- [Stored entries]
=-=-=-=-=

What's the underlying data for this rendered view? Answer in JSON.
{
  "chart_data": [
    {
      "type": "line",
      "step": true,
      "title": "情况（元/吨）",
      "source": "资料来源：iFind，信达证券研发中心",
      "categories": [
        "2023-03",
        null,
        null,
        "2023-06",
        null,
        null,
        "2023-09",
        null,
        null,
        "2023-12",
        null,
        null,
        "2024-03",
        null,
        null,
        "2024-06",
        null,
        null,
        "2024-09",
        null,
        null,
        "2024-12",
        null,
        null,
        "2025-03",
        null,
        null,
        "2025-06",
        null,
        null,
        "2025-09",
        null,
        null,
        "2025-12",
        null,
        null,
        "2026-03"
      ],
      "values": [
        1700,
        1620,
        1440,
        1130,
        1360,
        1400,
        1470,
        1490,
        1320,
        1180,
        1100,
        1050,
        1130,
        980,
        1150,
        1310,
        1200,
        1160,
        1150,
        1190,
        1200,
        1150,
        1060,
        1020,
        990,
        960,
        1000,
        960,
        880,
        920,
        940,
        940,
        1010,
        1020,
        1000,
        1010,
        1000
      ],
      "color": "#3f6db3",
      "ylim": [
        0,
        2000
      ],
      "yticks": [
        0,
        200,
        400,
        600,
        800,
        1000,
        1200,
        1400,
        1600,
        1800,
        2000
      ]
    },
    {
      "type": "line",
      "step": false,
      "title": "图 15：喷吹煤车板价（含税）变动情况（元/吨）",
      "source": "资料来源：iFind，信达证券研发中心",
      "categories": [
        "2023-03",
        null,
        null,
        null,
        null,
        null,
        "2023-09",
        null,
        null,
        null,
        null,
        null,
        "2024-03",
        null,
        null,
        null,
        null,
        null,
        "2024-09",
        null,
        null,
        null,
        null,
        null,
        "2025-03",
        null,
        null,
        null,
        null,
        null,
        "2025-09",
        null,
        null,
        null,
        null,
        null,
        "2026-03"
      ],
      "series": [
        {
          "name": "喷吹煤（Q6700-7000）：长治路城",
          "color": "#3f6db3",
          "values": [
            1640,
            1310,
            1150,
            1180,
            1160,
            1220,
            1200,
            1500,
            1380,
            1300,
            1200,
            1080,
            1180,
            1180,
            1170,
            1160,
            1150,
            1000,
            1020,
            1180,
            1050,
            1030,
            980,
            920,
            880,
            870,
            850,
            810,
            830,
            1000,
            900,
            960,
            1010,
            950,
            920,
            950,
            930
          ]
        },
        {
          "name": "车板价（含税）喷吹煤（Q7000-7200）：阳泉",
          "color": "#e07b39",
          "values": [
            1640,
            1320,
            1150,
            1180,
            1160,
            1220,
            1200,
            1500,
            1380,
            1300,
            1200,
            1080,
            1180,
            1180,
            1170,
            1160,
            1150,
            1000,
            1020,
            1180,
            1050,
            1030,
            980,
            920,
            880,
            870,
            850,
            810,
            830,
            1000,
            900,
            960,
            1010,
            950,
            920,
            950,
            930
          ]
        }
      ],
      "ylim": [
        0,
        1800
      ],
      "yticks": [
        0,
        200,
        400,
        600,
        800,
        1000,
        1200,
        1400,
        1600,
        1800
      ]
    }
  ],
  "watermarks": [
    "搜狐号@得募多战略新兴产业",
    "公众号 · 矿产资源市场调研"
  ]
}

=-=-=-=-=

- [REQUIREMENTS] Give back the whole listing, word for word.

- [OUTPUT FOR THIS TASK]
What's the underlying data for this rendered view? Answer in JSON.
{
  "chart_data": [
    {
      "type": "line",
      "step": true,
      "title": "情况（元/吨）",
      "source": "资料来源：iFind，信达证券研发中心",
      "categories": [
        "2023-03",
        null,
        null,
        "2023-06",
        null,
        null,
        "2023-09",
        null,
        null,
        "2023-12",
        null,
        null,
        "2024-03",
        null,
        null,
        "2024-06",
        null,
        null,
        "2024-09",
        null,
        null,
        "2024-12",
        null,
        null,
        "2025-03",
        null,
        null,
        "2025-06",
        null,
        null,
        "2025-09",
        null,
        null,
        "2025-12",
        null,
        null,
        "2026-03"
      ],
      "values": [
        1700,
        1620,
        1440,
        1130,
        1360,
        1400,
        1470,
        1490,
        1320,
        1180,
        1100,
        1050,
        1130,
        980,
        1150,
        1310,
        1200,
        1160,
        1150,
        1190,
        1200,
        1150,
        1060,
        1020,
        990,
        960,
        1000,
        960,
        880,
        920,
        940,
        940,
        1010,
        1020,
        1000,
        1010,
        1000
      ],
      "color": "#3f6db3",
      "ylim": [
        0,
        2000
      ],
      "yticks": [
        0,
        200,
        400,
        600,
        800,
        1000,
        1200,
        1400,
        1600,
        1800,
        2000
      ]
    },
    {
      "type": "line",
      "step": false,
      "title": "图 15：喷吹煤车板价（含税）变动情况（元/吨）",
      "source": "资料来源：iFind，信达证券研发中心",
      "categories": [
        "2023-03",
        null,
        null,
        null,
        null,
        null,
        "2023-09",
        null,
        null,
        null,
        null,
        null,
        "2024-03",
        null,
        null,
        null,
        null,
        null,
        "2024-09",
        null,
        null,
        null,
        null,
        null,
        "2025-03",
        null,
        null,
        null,
        null,
        null,
        "2025-09",
        null,
        null,
        null,
        null,
        null,
        "2026-03"
      ],
      "series": [
        {
          "name": "喷吹煤（Q6700-7000）：长治路城",
          "color": "#3f6db3",
          "values": [
            1640,
            1310,
            1150,
            1180,
            1160,
            1220,
            1200,
            1500,
            1380,
            1300,
            1200,
            1080,
            1180,
            1180,
            1170,
            1160,
            1150,
            1000,
            1020,
            1180,
            1050,
            1030,
            980,
            920,
            880,
            870,
            850,
            810,
            830,
            1000,
            900,
            960,
            1010,
            950,
            920,
            950,
            930
          ]
        },
        {
          "name": "车板价（含税）喷吹煤（Q7000-7200）：阳泉",
          "color": "#e07b39",
          "values": [
            1640,
            1320,
            1150,
            1180,
            1160,
            1220,
            1200,
            1500,
            1380,
            1300,
            1200,
            1080,
            1180,
            1180,
            1170,
            1160,
            1150,
            1000,
            1020,
            1180,
            1050,
            1030,
            980,
            920,
            880,
            870,
            850,
            810,
            830,
            1000,
            900,
            960,
            1010,
            950,
            920,
            950,
            930
          ]
        }
      ],
      "ylim": [
        0,
        1800
      ],
      "yticks": [
        0,
        200,
        400,
        600,
        800,
        1000,
        1200,
        1400,
        1600,
        1800
      ]
    }
  ],
  "watermarks": [
    "搜狐号@得募多战略新兴产业",
    "公众号 · 矿产资源市场调研"
  ]
}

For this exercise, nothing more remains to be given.